- Direction
Below is a block of records. Copy every line in it that contains the word "color".

- Data extract

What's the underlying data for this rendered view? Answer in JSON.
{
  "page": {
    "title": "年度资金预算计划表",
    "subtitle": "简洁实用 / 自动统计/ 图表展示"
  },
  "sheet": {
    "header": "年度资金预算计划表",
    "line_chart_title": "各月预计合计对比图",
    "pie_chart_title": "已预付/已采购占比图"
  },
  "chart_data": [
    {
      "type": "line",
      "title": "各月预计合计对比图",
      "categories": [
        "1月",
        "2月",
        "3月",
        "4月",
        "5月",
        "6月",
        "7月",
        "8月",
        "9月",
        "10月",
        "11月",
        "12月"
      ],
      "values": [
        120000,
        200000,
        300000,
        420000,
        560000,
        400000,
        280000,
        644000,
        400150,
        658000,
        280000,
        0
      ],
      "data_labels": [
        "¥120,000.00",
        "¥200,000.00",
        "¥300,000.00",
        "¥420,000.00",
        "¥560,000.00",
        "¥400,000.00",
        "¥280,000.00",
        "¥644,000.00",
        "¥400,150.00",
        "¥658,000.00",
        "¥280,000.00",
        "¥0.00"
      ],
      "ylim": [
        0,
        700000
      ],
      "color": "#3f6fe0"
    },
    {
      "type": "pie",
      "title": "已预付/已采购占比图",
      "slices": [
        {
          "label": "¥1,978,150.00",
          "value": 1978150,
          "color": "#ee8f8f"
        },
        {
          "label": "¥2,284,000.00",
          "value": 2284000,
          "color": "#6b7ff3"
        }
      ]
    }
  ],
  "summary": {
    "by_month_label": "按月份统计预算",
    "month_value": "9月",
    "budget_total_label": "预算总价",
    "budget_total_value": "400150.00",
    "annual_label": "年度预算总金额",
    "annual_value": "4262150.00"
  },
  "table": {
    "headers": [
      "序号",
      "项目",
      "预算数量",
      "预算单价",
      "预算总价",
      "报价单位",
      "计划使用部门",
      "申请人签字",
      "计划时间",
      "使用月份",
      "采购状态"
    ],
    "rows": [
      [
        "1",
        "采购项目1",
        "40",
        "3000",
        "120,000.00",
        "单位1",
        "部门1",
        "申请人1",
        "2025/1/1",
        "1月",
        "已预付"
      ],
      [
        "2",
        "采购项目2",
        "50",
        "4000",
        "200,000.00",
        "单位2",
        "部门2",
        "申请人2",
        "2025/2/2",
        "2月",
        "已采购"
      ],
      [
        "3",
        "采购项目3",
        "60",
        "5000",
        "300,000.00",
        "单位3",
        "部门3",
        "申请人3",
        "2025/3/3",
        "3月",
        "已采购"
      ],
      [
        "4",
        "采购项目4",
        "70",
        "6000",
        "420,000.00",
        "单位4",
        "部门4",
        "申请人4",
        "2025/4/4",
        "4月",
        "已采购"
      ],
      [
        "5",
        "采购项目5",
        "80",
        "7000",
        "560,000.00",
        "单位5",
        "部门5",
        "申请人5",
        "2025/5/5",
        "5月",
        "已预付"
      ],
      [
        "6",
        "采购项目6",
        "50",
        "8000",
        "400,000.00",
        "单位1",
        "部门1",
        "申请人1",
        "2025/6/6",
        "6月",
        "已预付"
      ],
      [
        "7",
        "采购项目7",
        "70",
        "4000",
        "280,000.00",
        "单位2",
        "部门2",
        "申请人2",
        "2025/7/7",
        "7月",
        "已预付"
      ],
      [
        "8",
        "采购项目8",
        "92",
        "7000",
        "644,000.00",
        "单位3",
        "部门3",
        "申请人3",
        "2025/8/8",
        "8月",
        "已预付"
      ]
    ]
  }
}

- Full response
      "color": "#3f6fe0"
          "color": "#ee8f8f"
          "color": "#6b7ff3"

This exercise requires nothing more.